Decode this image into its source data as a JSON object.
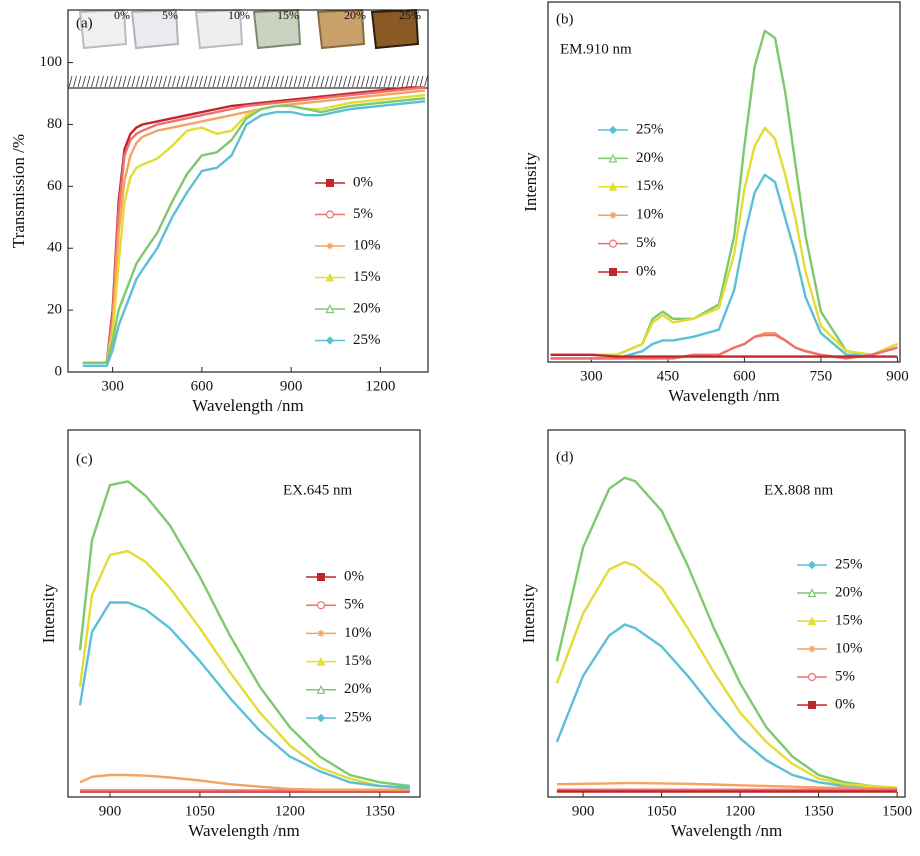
{
  "chart_data": [
    {
      "type": "line",
      "panel_label": "(a)",
      "xlabel": "Wavelength /nm",
      "ylabel": "Transmission /%",
      "xlim": [
        150,
        1360
      ],
      "ylim": [
        0,
        117
      ],
      "xticks": [
        300,
        600,
        900,
        1200
      ],
      "yticks": [
        0,
        20,
        40,
        60,
        80,
        100
      ],
      "inset_labels": [
        {
          "text": "0%",
          "color": "#a8a8a8"
        },
        {
          "text": "5%",
          "color": "#d33a3a"
        },
        {
          "text": "10%",
          "color": "#f07a3a"
        },
        {
          "text": "15%",
          "color": "#e0d23a"
        },
        {
          "text": "20%",
          "color": "#6cbd4a"
        },
        {
          "text": "25%",
          "color": "#55c0d0"
        }
      ],
      "x": [
        200,
        280,
        300,
        320,
        340,
        360,
        380,
        400,
        450,
        500,
        550,
        600,
        650,
        700,
        750,
        800,
        850,
        900,
        950,
        1000,
        1050,
        1100,
        1200,
        1300,
        1350
      ],
      "series": [
        {
          "name": "0%",
          "color": "#c0272d",
          "marker": "square",
          "values": [
            3,
            3,
            20,
            55,
            72,
            77,
            79,
            80,
            81,
            82,
            83,
            84,
            85,
            86,
            86.5,
            87,
            87.5,
            88,
            88.5,
            89,
            89.5,
            90,
            91,
            92,
            92
          ]
        },
        {
          "name": "5%",
          "color": "#ee7070",
          "marker": "circle",
          "values": [
            3,
            3,
            18,
            52,
            70,
            75,
            77,
            78,
            80,
            81,
            82,
            83,
            84,
            85,
            86,
            86.5,
            87,
            87.5,
            88,
            88.5,
            89,
            89.5,
            90.5,
            91.5,
            92
          ]
        },
        {
          "name": "10%",
          "color": "#f4a460",
          "marker": "star",
          "values": [
            3,
            3,
            15,
            45,
            62,
            70,
            74,
            76,
            78,
            79,
            80,
            81,
            82,
            83,
            84,
            85,
            86,
            86.5,
            87,
            87.5,
            88,
            88.5,
            89.5,
            90.5,
            91
          ]
        },
        {
          "name": "15%",
          "color": "#e3dc34",
          "marker": "triangle",
          "values": [
            3,
            3,
            12,
            35,
            55,
            63,
            66,
            67,
            69,
            73,
            78,
            79,
            77,
            78,
            83,
            85,
            86,
            86,
            85,
            85,
            86,
            87,
            88,
            89,
            89.5
          ]
        },
        {
          "name": "20%",
          "color": "#7ec86e",
          "marker": "open-triangle",
          "values": [
            3,
            3,
            10,
            20,
            25,
            30,
            35,
            38,
            45,
            55,
            64,
            70,
            71,
            75,
            82,
            85,
            86,
            86,
            85,
            84,
            85,
            86,
            87,
            88,
            88.5
          ]
        },
        {
          "name": "25%",
          "color": "#5bc0d6",
          "marker": "diamond",
          "values": [
            2,
            2,
            7,
            15,
            20,
            25,
            30,
            33,
            40,
            50,
            58,
            65,
            66,
            70,
            80,
            83,
            84,
            84,
            83,
            83,
            84,
            85,
            86,
            87,
            87.5
          ]
        }
      ]
    },
    {
      "type": "line",
      "panel_label": "(b)",
      "annotation": "EM.910 nm",
      "xlabel": "Wavelength /nm",
      "ylabel": "Intensity",
      "xlim": [
        215,
        905
      ],
      "ylim": [
        0,
        100
      ],
      "xticks": [
        300,
        450,
        600,
        750,
        900
      ],
      "x": [
        220,
        300,
        350,
        400,
        420,
        440,
        460,
        500,
        550,
        580,
        600,
        620,
        640,
        660,
        680,
        700,
        720,
        750,
        800,
        850,
        900
      ],
      "series": [
        {
          "name": "25%",
          "color": "#5bc0d6",
          "marker": "diamond",
          "values": [
            1,
            1,
            1,
            3,
            5,
            6,
            6,
            7,
            9,
            20,
            35,
            47,
            52,
            50,
            40,
            30,
            18,
            8,
            2,
            2,
            4
          ]
        },
        {
          "name": "20%",
          "color": "#7ec86e",
          "marker": "open-triangle",
          "values": [
            2,
            2,
            2,
            5,
            12,
            14,
            12,
            12,
            16,
            35,
            60,
            82,
            92,
            90,
            75,
            55,
            35,
            14,
            3,
            2,
            5
          ]
        },
        {
          "name": "15%",
          "color": "#e3dc34",
          "marker": "triangle",
          "values": [
            2,
            2,
            2,
            5,
            11,
            13,
            11,
            12,
            15,
            30,
            48,
            60,
            65,
            62,
            52,
            40,
            25,
            10,
            3,
            2,
            5
          ]
        },
        {
          "name": "10%",
          "color": "#f4a460",
          "marker": "star",
          "values": [
            1,
            1,
            1,
            1,
            1,
            1,
            1,
            2,
            2,
            4,
            5,
            7,
            8,
            8,
            6,
            4,
            3,
            2,
            1,
            2,
            4
          ]
        },
        {
          "name": "5%",
          "color": "#ee7070",
          "marker": "circle",
          "values": [
            1,
            1,
            1,
            1,
            1,
            1,
            1,
            2,
            2,
            4,
            5,
            7,
            7.5,
            7.5,
            6,
            4,
            3,
            2,
            1,
            2,
            4
          ]
        },
        {
          "name": "0%",
          "color": "#c0272d",
          "marker": "square",
          "values": [
            2,
            2,
            1.5,
            1.5,
            1.5,
            1.5,
            1.5,
            1.5,
            1.5,
            1.5,
            1.5,
            1.5,
            1.5,
            1.5,
            1.5,
            1.5,
            1.5,
            1.5,
            1.5,
            1.5,
            1.5
          ]
        }
      ]
    },
    {
      "type": "line",
      "panel_label": "(c)",
      "annotation": "EX.645 nm",
      "xlabel": "Wavelength /nm",
      "ylabel": "Intensity",
      "xlim": [
        830,
        1417
      ],
      "ylim": [
        0,
        100
      ],
      "xticks": [
        900,
        1050,
        1200,
        1350
      ],
      "x": [
        850,
        870,
        900,
        930,
        960,
        1000,
        1050,
        1100,
        1150,
        1200,
        1250,
        1300,
        1350,
        1400
      ],
      "series": [
        {
          "name": "0%",
          "color": "#c0272d",
          "marker": "square",
          "values": [
            1.5,
            1.5,
            1.5,
            1.5,
            1.5,
            1.5,
            1.5,
            1.5,
            1.5,
            1.5,
            1.5,
            1.5,
            1.5,
            1.5
          ]
        },
        {
          "name": "5%",
          "color": "#ee7070",
          "marker": "circle",
          "values": [
            1.8,
            1.8,
            1.8,
            1.8,
            1.8,
            1.8,
            1.8,
            1.8,
            1.8,
            1.8,
            1.8,
            1.8,
            1.8,
            1.8
          ]
        },
        {
          "name": "10%",
          "color": "#f4a460",
          "marker": "star",
          "values": [
            4,
            5.5,
            6,
            6,
            5.8,
            5.3,
            4.5,
            3.5,
            2.8,
            2.2,
            2,
            2,
            2,
            2
          ]
        },
        {
          "name": "15%",
          "color": "#e3dc34",
          "marker": "triangle",
          "values": [
            30,
            55,
            66,
            67,
            64,
            57,
            46,
            34,
            23,
            14,
            8,
            5,
            3,
            2.5
          ]
        },
        {
          "name": "20%",
          "color": "#7ec86e",
          "marker": "open-triangle",
          "values": [
            40,
            70,
            85,
            86,
            82,
            74,
            60,
            44,
            30,
            19,
            11,
            6,
            4,
            3
          ]
        },
        {
          "name": "25%",
          "color": "#5bc0d6",
          "marker": "diamond",
          "values": [
            25,
            45,
            53,
            53,
            51,
            46,
            37,
            27,
            18,
            11,
            7,
            4,
            3,
            2.5
          ]
        }
      ]
    },
    {
      "type": "line",
      "panel_label": "(d)",
      "annotation": "EX.808 nm",
      "xlabel": "Wavelength /nm",
      "ylabel": "Intensity",
      "xlim": [
        833,
        1515
      ],
      "ylim": [
        0,
        100
      ],
      "xticks": [
        900,
        1050,
        1200,
        1350,
        1500
      ],
      "x": [
        850,
        900,
        950,
        980,
        1000,
        1050,
        1100,
        1150,
        1200,
        1250,
        1300,
        1350,
        1400,
        1450,
        1500
      ],
      "series": [
        {
          "name": "25%",
          "color": "#5bc0d6",
          "marker": "diamond",
          "values": [
            15,
            33,
            44,
            47,
            46,
            41,
            33,
            24,
            16,
            10,
            6,
            4,
            3,
            2.5,
            2.2
          ]
        },
        {
          "name": "20%",
          "color": "#7ec86e",
          "marker": "open-triangle",
          "values": [
            37,
            68,
            84,
            87,
            86,
            78,
            63,
            46,
            31,
            19,
            11,
            6,
            4,
            3,
            2.5
          ]
        },
        {
          "name": "15%",
          "color": "#e3dc34",
          "marker": "triangle",
          "values": [
            31,
            50,
            62,
            64,
            63,
            57,
            46,
            34,
            23,
            15,
            9,
            5,
            3.5,
            3,
            2.5
          ]
        },
        {
          "name": "10%",
          "color": "#f4a460",
          "marker": "star",
          "values": [
            3.5,
            3.6,
            3.7,
            3.8,
            3.8,
            3.7,
            3.6,
            3.4,
            3.2,
            3,
            2.8,
            2.6,
            2.5,
            2.4,
            2.3
          ]
        },
        {
          "name": "5%",
          "color": "#ee7070",
          "marker": "circle",
          "values": [
            2,
            2,
            2,
            2,
            2,
            2,
            2,
            2,
            2,
            2,
            2,
            2,
            2,
            2,
            2
          ]
        },
        {
          "name": "0%",
          "color": "#c0272d",
          "marker": "square",
          "values": [
            1.5,
            1.5,
            1.5,
            1.5,
            1.5,
            1.5,
            1.5,
            1.5,
            1.5,
            1.5,
            1.5,
            1.5,
            1.5,
            1.5,
            1.5
          ]
        }
      ]
    }
  ]
}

★ ★ ★ ★ ★ ★ ★

## Set task
Looking at the entries above, how many lines contain the word "annotation"? Answer with the number alone.

## Output of the task
3